▶ AIM OF THE TASK
What lines of the data include the string "doors"? Copy them all.

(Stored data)
· · · ·
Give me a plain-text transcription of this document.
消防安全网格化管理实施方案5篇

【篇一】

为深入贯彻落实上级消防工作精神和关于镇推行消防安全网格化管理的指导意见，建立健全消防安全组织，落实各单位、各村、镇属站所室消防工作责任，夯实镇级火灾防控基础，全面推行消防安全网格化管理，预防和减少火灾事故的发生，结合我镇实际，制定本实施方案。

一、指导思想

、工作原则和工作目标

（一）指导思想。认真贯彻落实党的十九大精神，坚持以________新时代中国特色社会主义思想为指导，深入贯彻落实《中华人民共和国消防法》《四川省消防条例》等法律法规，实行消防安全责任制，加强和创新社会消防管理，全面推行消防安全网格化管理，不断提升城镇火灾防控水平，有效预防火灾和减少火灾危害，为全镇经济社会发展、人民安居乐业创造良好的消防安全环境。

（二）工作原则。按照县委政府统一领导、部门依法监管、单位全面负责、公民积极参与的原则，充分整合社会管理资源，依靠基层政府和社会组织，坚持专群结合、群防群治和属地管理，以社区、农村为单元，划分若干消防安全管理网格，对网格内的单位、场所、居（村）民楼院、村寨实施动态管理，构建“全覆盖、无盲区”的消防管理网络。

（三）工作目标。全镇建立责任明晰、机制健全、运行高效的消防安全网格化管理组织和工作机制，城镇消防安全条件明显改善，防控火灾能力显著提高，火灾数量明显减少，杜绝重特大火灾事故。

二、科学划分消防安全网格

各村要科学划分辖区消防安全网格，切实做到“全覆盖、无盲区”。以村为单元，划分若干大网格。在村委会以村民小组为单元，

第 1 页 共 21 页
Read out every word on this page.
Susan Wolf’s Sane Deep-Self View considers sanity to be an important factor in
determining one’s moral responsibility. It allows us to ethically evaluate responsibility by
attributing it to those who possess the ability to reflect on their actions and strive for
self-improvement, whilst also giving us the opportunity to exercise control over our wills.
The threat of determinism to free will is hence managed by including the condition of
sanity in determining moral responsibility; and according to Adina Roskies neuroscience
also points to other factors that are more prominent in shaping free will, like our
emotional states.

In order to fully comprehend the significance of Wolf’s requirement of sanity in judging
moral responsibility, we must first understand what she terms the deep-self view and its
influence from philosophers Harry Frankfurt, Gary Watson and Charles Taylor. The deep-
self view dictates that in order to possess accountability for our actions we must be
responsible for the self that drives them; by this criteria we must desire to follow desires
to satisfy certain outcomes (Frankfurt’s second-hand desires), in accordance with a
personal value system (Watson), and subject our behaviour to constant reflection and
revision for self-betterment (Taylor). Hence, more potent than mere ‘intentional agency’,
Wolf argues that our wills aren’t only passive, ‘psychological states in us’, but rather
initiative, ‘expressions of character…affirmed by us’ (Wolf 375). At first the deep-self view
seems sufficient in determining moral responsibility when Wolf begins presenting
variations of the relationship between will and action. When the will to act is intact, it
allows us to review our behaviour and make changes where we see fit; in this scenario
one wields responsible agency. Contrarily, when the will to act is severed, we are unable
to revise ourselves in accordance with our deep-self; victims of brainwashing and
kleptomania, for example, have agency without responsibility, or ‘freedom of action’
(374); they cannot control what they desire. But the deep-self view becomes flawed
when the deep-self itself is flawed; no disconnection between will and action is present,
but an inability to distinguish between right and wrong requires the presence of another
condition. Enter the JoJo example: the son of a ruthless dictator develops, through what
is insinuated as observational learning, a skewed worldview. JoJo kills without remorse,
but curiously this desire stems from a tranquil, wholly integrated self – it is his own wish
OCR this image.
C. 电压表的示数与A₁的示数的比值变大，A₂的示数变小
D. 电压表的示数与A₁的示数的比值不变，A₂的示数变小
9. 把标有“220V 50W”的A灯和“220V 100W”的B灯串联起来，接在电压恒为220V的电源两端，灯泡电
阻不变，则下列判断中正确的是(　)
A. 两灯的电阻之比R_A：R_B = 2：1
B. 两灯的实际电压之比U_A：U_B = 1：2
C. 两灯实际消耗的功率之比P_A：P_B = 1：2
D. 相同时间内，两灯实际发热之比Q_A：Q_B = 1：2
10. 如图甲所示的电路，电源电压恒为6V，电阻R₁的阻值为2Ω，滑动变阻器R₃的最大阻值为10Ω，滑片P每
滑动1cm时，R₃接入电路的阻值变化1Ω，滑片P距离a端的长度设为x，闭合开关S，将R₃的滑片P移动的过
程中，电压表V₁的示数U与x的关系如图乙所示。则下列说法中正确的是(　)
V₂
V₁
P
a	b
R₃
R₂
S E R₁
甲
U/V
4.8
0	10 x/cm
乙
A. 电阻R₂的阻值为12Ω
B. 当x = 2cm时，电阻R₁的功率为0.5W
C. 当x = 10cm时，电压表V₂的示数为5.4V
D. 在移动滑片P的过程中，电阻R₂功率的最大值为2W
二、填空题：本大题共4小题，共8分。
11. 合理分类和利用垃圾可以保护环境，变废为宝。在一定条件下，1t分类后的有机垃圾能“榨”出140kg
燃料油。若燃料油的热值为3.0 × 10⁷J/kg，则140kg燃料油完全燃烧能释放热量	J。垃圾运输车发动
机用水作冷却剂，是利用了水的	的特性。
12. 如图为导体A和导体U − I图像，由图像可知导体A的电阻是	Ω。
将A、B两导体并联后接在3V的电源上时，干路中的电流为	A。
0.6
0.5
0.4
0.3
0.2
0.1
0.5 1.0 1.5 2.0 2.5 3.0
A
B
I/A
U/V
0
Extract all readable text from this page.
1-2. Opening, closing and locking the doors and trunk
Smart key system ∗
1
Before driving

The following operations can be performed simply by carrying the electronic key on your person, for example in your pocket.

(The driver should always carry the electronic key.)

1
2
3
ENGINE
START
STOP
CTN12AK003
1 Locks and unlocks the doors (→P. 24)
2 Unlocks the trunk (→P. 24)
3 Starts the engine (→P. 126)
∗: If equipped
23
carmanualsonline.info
· · · ·
▶ IN RESPONSE
1-2. Opening, closing and locking the doors and trunk
1 Locks and unlocks the doors (→P. 24)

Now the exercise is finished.